## GIVEN TASK
Extract the full listing below without altering a single character.

···

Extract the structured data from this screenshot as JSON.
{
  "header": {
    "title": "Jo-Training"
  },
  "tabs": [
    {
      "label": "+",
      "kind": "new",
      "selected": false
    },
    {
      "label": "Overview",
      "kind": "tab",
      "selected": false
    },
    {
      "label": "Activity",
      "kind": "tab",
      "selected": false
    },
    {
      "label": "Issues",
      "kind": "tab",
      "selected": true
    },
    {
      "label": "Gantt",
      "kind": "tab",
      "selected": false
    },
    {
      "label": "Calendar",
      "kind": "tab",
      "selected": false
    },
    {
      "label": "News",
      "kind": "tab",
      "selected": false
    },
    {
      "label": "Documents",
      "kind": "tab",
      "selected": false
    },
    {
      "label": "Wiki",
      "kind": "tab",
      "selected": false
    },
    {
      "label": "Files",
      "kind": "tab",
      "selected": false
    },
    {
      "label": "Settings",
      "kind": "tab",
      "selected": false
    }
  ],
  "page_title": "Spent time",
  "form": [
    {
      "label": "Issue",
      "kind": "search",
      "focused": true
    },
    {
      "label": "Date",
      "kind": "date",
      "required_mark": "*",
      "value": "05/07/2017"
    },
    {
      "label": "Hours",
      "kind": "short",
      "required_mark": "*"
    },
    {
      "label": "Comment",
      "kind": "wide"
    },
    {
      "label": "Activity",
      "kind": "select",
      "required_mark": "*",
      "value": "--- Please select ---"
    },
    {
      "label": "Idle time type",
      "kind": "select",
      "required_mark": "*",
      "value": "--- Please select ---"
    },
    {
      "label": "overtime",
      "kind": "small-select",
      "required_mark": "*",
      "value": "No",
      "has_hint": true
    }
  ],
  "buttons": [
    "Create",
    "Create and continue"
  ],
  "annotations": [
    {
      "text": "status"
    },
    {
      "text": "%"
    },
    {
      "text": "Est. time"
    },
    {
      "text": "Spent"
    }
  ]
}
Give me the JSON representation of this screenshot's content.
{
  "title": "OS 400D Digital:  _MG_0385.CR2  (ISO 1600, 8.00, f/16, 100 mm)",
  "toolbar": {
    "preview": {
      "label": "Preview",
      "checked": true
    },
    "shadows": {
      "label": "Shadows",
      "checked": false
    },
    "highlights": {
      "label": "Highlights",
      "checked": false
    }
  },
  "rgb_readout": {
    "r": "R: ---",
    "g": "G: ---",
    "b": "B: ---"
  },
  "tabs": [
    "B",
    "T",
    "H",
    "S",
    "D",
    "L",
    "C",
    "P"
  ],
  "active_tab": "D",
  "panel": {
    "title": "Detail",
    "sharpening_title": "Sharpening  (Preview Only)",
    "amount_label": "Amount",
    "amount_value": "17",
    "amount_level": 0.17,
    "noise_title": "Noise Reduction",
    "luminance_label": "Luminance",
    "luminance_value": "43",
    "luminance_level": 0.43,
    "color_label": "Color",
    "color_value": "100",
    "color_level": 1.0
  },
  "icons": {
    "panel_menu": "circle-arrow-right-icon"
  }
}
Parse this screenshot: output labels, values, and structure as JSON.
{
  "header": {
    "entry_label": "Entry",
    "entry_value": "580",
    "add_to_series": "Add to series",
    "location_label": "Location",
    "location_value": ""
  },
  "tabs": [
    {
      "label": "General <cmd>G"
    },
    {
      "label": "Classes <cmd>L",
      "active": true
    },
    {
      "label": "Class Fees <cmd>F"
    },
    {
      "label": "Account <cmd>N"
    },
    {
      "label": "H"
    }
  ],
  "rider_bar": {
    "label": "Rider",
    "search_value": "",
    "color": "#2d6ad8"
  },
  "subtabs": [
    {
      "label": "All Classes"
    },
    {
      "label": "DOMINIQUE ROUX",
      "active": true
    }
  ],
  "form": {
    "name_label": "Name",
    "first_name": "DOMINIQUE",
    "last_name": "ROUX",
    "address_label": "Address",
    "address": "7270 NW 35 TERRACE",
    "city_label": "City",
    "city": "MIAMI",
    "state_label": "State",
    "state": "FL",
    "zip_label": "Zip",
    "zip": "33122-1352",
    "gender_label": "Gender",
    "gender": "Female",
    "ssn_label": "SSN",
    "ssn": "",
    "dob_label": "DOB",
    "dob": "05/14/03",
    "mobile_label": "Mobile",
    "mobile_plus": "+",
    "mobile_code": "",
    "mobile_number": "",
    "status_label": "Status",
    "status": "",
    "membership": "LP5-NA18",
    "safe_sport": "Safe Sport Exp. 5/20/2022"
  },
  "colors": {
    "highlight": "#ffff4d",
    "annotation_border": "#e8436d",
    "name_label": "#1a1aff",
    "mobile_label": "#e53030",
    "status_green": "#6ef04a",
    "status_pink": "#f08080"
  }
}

···

## RESULT
Extract the structured data from this screenshot as JSON.
{
  "header": {
    "title": "Jo-Training"
  },
  "tabs": [
    {
      "label": "+",
      "kind": "new",
      "selected": false
    },
    {
      "label": "Overview",
      "kind": "tab",
      "selected": false
    },
    {
      "label": "Activity",
      "kind": "tab",
      "selected": false
    },
    {
      "label": "Issues",
      "kind": "tab",
      "selected": true
    },
    {
      "label": "Gantt",
      "kind": "tab",
      "selected": false
    },
    {
      "label": "Calendar",
      "kind": "tab",
      "selected": false
    },
    {
      "label": "News",
      "kind": "tab",
      "selected": false
    },
    {
      "label": "Documents",
      "kind": "tab",
      "selected": false
    },
    {
      "label": "Wiki",
      "kind": "tab",
      "selected": false
    },
    {
      "label": "Files",
      "kind": "tab",
      "selected": false
    },
    {
      "label": "Settings",
      "kind": "tab",
      "selected": false
    }
  ],
  "page_title": "Spent time",
  "form": [
    {
      "label": "Issue",
      "kind": "search",
      "focused": true
    },
    {
      "label": "Date",
      "kind": "date",
      "required_mark": "*",
      "value": "05/07/2017"
    },
    {
      "label": "Hours",
      "kind": "short",
      "required_mark": "*"
    },
    {
      "label": "Comment",
      "kind": "wide"
    },
    {
      "label": "Activity",
      "kind": "select",
      "required_mark": "*",
      "value": "--- Please select ---"
    },
    {
      "label": "Idle time type",
      "kind": "select",
      "required_mark": "*",
      "value": "--- Please select ---"
    },
    {
      "label": "overtime",
      "kind": "small-select",
      "required_mark": "*",
      "value": "No",
      "has_hint": true
    }
  ],
  "buttons": [
    "Create",
    "Create and continue"
  ],
  "annotations": [
    {
      "text": "status"
    },
    {
      "text": "%"
    },
    {
      "text": "Est. time"
    },
    {
      "text": "Spent"
    }
  ]
}
Give me the JSON representation of this screenshot's content.
{
  "title": "OS 400D Digital:  _MG_0385.CR2  (ISO 1600, 8.00, f/16, 100 mm)",
  "toolbar": {
    "preview": {
      "label": "Preview",
      "checked": true
    },
    "shadows": {
      "label": "Shadows",
      "checked": false
    },
    "highlights": {
      "label": "Highlights",
      "checked": false
    }
  },
  "rgb_readout": {
    "r": "R: ---",
    "g": "G: ---",
    "b": "B: ---"
  },
  "tabs": [
    "B",
    "T",
    "H",
    "S",
    "D",
    "L",
    "C",
    "P"
  ],
  "active_tab": "D",
  "panel": {
    "title": "Detail",
    "sharpening_title": "Sharpening  (Preview Only)",
    "amount_label": "Amount",
    "amount_value": "17",
    "amount_level": 0.17,
    "noise_title": "Noise Reduction",
    "luminance_label": "Luminance",
    "luminance_value": "43",
    "luminance_level": 0.43,
    "color_label": "Color",
    "color_value": "100",
    "color_level": 1.0
  },
  "icons": {
    "panel_menu": "circle-arrow-right-icon"
  }
}
Parse this screenshot: output labels, values, and structure as JSON.
{
  "header": {
    "entry_label": "Entry",
    "entry_value": "580",
    "add_to_series": "Add to series",
    "location_label": "Location",
    "location_value": ""
  },
  "tabs": [
    {
      "label": "General <cmd>G"
    },
    {
      "label": "Classes <cmd>L",
      "active": true
    },
    {
      "label": "Class Fees <cmd>F"
    },
    {
      "label": "Account <cmd>N"
    },
    {
      "label": "H"
    }
  ],
  "rider_bar": {
    "label": "Rider",
    "search_value": "",
    "color": "#2d6ad8"
  },
  "subtabs": [
    {
      "label": "All Classes"
    },
    {
      "label": "DOMINIQUE ROUX",
      "active": true
    }
  ],
  "form": {
    "name_label": "Name",
    "first_name": "DOMINIQUE",
    "last_name": "ROUX",
    "address_label": "Address",
    "address": "7270 NW 35 TERRACE",
    "city_label": "City",
    "city": "MIAMI",
    "state_label": "State",
    "state": "FL",
    "zip_label": "Zip",
    "zip": "33122-1352",
    "gender_label": "Gender",
    "gender": "Female",
    "ssn_label": "SSN",
    "ssn": "",
    "dob_label": "DOB",
    "dob": "05/14/03",
    "mobile_label": "Mobile",
    "mobile_plus": "+",
    "mobile_code": "",
    "mobile_number": "",
    "status_label": "Status",
    "status": "",
    "membership": "LP5-NA18",
    "safe_sport": "Safe Sport Exp. 5/20/2022"
  },
  "colors": {
    "highlight": "#ffff4d",
    "annotation_border": "#e8436d",
    "name_label": "#1a1aff",
    "mobile_label": "#e53030",
    "status_green": "#6ef04a",
    "status_pink": "#f08080"
  }
}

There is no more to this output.